REQUIRED TASK:
Collect all lines containing the word "color" from the data.

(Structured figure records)
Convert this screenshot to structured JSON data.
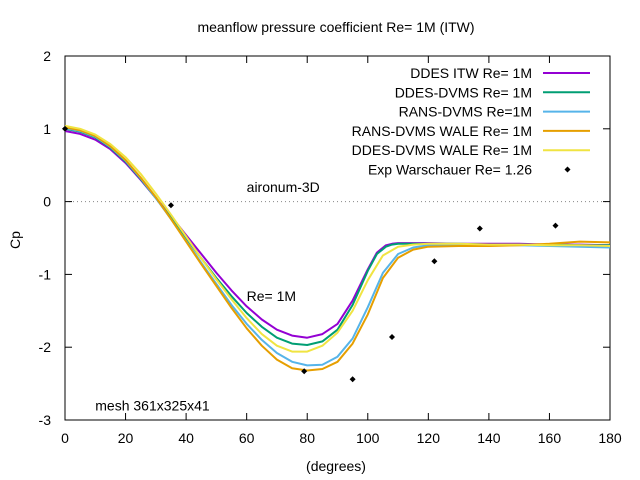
{
  "chart_data": {
    "type": "line",
    "title": "meanflow pressure coefficient  Re= 1M (ITW)",
    "xlabel": "(degrees)",
    "ylabel": "Cp",
    "xlim": [
      0,
      180
    ],
    "ylim": [
      -3,
      2
    ],
    "xticks": [
      0,
      20,
      40,
      60,
      80,
      100,
      120,
      140,
      160,
      180
    ],
    "yticks": [
      -3,
      -2,
      -1,
      0,
      1,
      2
    ],
    "grid": false,
    "zero_line": true,
    "legend_position": "top-right",
    "annotations": [
      {
        "text": "aironum-3D",
        "x": 60,
        "y": 0.2
      },
      {
        "text": "Re= 1M",
        "x": 60,
        "y": -1.3
      },
      {
        "text": "mesh 361x325x41",
        "x": 10,
        "y": -2.8
      }
    ],
    "series": [
      {
        "name": "DDES ITW Re= 1M",
        "color": "#9400d3",
        "style": "line",
        "x": [
          0,
          5,
          10,
          15,
          20,
          25,
          30,
          35,
          40,
          45,
          50,
          55,
          60,
          65,
          70,
          75,
          80,
          85,
          90,
          95,
          100,
          103,
          106,
          108,
          110,
          115,
          120,
          130,
          140,
          150,
          160,
          170,
          180
        ],
        "y": [
          0.97,
          0.93,
          0.85,
          0.72,
          0.53,
          0.3,
          0.05,
          -0.2,
          -0.46,
          -0.72,
          -0.98,
          -1.22,
          -1.44,
          -1.62,
          -1.76,
          -1.84,
          -1.87,
          -1.82,
          -1.68,
          -1.36,
          -0.93,
          -0.7,
          -0.6,
          -0.58,
          -0.57,
          -0.57,
          -0.57,
          -0.58,
          -0.58,
          -0.58,
          -0.59,
          -0.59,
          -0.6
        ]
      },
      {
        "name": "DDES-DVMS Re= 1M",
        "color": "#009e73",
        "style": "line",
        "x": [
          0,
          5,
          10,
          15,
          20,
          25,
          30,
          35,
          40,
          45,
          50,
          55,
          60,
          65,
          70,
          75,
          80,
          85,
          90,
          95,
          100,
          103,
          106,
          108,
          110,
          115,
          120,
          130,
          140,
          150,
          160,
          170,
          180
        ],
        "y": [
          1.0,
          0.96,
          0.88,
          0.74,
          0.55,
          0.31,
          0.05,
          -0.22,
          -0.5,
          -0.78,
          -1.05,
          -1.3,
          -1.53,
          -1.72,
          -1.87,
          -1.95,
          -1.97,
          -1.92,
          -1.76,
          -1.42,
          -0.95,
          -0.72,
          -0.62,
          -0.59,
          -0.58,
          -0.58,
          -0.58,
          -0.58,
          -0.59,
          -0.59,
          -0.59,
          -0.6,
          -0.6
        ]
      },
      {
        "name": "RANS-DVMS Re=1M",
        "color": "#56b4e9",
        "style": "line",
        "x": [
          0,
          5,
          10,
          15,
          20,
          25,
          30,
          35,
          40,
          45,
          50,
          55,
          60,
          65,
          70,
          75,
          80,
          85,
          90,
          95,
          100,
          105,
          110,
          115,
          120,
          130,
          140,
          150,
          160,
          170,
          180
        ],
        "y": [
          1.01,
          0.97,
          0.89,
          0.75,
          0.56,
          0.32,
          0.05,
          -0.24,
          -0.54,
          -0.84,
          -1.13,
          -1.42,
          -1.68,
          -1.9,
          -2.08,
          -2.2,
          -2.25,
          -2.24,
          -2.13,
          -1.88,
          -1.45,
          -0.98,
          -0.72,
          -0.63,
          -0.6,
          -0.59,
          -0.6,
          -0.6,
          -0.61,
          -0.62,
          -0.63
        ]
      },
      {
        "name": "RANS-DVMS WALE Re= 1M",
        "color": "#e69f00",
        "style": "line",
        "x": [
          0,
          5,
          10,
          15,
          20,
          25,
          30,
          35,
          40,
          45,
          50,
          55,
          60,
          65,
          70,
          75,
          80,
          85,
          90,
          95,
          100,
          105,
          110,
          115,
          120,
          130,
          140,
          150,
          160,
          170,
          180
        ],
        "y": [
          1.02,
          0.98,
          0.9,
          0.76,
          0.57,
          0.33,
          0.06,
          -0.24,
          -0.55,
          -0.86,
          -1.16,
          -1.46,
          -1.74,
          -1.98,
          -2.17,
          -2.29,
          -2.32,
          -2.3,
          -2.2,
          -1.95,
          -1.55,
          -1.05,
          -0.77,
          -0.66,
          -0.62,
          -0.61,
          -0.61,
          -0.6,
          -0.58,
          -0.55,
          -0.56
        ]
      },
      {
        "name": "DDES-DVMS WALE Re= 1M",
        "color": "#f0e442",
        "style": "line",
        "x": [
          0,
          5,
          10,
          15,
          20,
          25,
          30,
          35,
          40,
          45,
          50,
          55,
          60,
          65,
          70,
          75,
          80,
          85,
          90,
          95,
          100,
          105,
          110,
          115,
          120,
          130,
          140,
          150,
          160,
          170,
          180
        ],
        "y": [
          1.04,
          1.0,
          0.92,
          0.79,
          0.61,
          0.38,
          0.11,
          -0.18,
          -0.48,
          -0.78,
          -1.07,
          -1.34,
          -1.6,
          -1.82,
          -1.98,
          -2.06,
          -2.06,
          -1.98,
          -1.8,
          -1.5,
          -1.08,
          -0.74,
          -0.62,
          -0.59,
          -0.58,
          -0.58,
          -0.59,
          -0.59,
          -0.6,
          -0.6,
          -0.61
        ]
      },
      {
        "name": "Exp Warschauer Re= 1.26",
        "color": "#000000",
        "style": "points",
        "x": [
          0,
          35,
          79,
          95,
          108,
          122,
          137,
          162
        ],
        "y": [
          1.0,
          -0.05,
          -2.33,
          -2.44,
          -1.86,
          -0.82,
          -0.37,
          -0.33
        ]
      }
    ]
  }
}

SOLUTION TO THE PROBLEM:
        "color": "#9400d3",
        "color": "#009e73",
        "color": "#56b4e9",
        "color": "#e69f00",
        "color": "#f0e442",
        "color": "#000000",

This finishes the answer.